REQUIRED TASK.
Return each line containing "title".

Records from a data collection.
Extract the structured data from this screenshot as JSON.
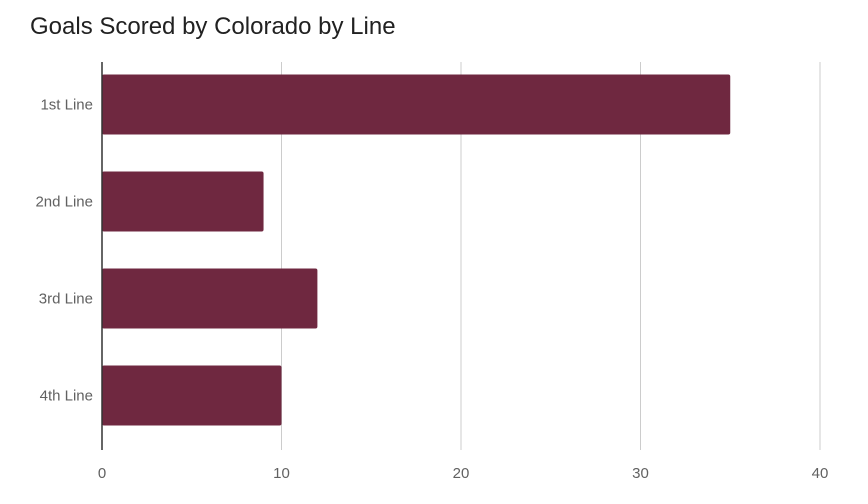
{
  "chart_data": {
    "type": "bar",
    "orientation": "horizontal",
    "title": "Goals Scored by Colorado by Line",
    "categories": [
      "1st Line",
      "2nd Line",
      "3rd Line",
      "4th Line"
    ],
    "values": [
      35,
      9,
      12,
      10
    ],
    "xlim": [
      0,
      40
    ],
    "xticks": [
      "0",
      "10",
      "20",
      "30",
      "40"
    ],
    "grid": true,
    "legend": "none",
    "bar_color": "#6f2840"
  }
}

--

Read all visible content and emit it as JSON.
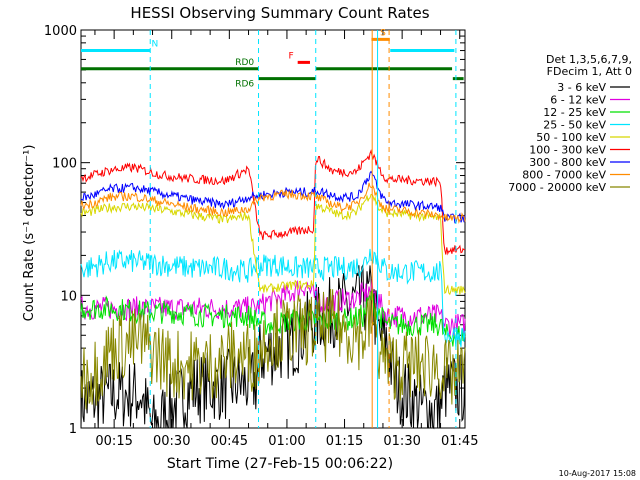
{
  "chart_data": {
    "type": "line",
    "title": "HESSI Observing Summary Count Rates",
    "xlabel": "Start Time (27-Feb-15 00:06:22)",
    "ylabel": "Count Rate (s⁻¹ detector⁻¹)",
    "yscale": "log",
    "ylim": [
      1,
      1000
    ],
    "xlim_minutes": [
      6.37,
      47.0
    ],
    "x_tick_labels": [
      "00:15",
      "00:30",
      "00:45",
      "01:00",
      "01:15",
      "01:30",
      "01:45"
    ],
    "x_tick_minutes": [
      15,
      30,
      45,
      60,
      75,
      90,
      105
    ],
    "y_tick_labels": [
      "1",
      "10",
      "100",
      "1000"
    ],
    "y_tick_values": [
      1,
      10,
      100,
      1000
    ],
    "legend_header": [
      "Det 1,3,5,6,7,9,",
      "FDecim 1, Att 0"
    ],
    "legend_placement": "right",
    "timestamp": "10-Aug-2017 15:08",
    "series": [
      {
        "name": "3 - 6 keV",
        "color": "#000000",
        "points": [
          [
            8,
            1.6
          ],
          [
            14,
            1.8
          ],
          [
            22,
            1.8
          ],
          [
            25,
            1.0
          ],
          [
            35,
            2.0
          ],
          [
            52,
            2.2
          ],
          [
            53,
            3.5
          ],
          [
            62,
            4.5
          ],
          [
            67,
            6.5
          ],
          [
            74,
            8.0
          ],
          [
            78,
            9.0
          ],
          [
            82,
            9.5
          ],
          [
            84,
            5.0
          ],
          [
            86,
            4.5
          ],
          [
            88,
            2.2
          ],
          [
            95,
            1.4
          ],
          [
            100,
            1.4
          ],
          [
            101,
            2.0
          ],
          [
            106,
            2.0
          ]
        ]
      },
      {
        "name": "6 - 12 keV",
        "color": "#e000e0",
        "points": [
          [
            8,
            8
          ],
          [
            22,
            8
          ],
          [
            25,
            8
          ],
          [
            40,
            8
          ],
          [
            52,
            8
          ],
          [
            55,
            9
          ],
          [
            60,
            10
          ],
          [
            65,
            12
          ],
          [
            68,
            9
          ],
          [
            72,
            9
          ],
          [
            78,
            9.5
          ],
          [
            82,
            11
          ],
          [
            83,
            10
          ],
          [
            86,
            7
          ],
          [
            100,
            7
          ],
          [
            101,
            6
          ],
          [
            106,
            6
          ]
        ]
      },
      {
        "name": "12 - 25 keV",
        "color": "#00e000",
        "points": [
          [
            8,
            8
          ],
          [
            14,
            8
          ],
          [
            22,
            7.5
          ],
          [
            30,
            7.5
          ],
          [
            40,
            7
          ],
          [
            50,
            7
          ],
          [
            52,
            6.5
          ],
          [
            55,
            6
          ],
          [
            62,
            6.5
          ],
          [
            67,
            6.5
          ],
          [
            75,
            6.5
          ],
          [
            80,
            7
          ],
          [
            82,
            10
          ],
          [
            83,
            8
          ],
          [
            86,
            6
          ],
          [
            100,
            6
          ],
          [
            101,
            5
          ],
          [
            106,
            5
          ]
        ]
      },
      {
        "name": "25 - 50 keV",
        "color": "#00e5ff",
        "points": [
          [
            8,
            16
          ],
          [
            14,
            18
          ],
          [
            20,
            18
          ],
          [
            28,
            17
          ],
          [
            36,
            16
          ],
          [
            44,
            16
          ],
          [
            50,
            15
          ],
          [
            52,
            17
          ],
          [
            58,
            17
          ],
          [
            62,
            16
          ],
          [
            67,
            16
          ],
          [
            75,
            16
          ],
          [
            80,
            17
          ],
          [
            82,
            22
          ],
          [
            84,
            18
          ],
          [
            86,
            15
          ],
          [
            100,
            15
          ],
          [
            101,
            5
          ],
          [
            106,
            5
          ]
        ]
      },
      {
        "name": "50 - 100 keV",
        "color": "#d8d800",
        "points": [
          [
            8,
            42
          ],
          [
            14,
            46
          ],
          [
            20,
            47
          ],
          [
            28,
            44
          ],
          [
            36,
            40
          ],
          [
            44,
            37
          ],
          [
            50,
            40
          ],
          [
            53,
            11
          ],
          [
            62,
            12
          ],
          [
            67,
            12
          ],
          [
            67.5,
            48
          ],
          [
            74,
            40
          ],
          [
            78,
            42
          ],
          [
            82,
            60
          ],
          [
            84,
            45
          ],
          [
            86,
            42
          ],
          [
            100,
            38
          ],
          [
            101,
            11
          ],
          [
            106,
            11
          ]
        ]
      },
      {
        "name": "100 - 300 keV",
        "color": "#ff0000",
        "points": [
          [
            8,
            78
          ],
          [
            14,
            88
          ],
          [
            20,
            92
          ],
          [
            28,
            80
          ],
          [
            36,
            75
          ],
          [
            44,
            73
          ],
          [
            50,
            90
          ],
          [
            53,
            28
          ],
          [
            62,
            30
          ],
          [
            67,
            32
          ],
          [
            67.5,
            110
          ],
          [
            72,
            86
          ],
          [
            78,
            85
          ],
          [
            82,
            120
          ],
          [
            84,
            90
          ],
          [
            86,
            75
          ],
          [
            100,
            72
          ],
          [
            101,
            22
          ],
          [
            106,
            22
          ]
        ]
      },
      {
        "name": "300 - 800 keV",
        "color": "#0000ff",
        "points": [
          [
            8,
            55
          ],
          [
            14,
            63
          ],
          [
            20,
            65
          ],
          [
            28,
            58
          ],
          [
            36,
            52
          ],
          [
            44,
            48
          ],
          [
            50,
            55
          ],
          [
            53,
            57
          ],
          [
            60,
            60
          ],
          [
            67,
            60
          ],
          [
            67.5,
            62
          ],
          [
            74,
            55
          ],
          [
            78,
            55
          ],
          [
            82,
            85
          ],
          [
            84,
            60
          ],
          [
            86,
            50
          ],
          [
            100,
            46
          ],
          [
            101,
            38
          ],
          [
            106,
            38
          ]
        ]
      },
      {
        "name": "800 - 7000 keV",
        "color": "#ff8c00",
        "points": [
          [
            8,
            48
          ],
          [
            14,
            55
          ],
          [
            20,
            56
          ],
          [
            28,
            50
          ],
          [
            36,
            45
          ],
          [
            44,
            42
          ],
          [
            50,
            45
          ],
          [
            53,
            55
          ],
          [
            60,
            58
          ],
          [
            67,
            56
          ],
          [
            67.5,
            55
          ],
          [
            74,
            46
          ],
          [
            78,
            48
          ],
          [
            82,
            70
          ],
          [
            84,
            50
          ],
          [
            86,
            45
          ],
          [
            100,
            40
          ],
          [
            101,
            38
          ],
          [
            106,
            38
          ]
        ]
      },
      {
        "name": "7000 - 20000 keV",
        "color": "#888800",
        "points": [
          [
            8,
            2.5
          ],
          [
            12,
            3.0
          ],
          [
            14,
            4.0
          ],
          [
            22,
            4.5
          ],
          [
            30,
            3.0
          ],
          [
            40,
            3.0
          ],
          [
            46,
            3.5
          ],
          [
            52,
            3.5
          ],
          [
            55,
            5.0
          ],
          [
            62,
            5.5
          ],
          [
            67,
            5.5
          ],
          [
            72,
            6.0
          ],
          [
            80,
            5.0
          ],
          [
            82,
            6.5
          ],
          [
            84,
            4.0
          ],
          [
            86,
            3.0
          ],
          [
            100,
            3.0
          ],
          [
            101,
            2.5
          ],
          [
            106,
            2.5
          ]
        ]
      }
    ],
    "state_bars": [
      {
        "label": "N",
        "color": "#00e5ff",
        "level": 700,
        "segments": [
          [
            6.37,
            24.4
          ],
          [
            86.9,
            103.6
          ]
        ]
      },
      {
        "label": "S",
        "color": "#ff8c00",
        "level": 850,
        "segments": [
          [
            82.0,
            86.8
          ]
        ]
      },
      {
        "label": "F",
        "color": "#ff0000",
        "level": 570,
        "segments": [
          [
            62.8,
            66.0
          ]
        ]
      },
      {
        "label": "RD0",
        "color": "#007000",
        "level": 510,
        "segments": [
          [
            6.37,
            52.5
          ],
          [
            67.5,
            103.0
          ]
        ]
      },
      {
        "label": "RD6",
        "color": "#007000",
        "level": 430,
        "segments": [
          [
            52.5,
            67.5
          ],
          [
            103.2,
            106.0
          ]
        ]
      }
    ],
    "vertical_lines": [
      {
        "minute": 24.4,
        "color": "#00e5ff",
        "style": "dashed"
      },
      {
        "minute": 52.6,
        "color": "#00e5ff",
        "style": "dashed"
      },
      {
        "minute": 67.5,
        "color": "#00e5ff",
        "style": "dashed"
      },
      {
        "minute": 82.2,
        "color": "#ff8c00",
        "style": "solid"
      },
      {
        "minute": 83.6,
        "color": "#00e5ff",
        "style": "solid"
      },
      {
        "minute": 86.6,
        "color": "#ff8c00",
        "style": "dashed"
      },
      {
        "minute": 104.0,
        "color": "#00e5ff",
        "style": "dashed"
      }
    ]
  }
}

SOLVED EXERCISE.
    "title": "Goals Scored by Colorado by Line",
    "title": "HESSI Observing Summary Count Rates",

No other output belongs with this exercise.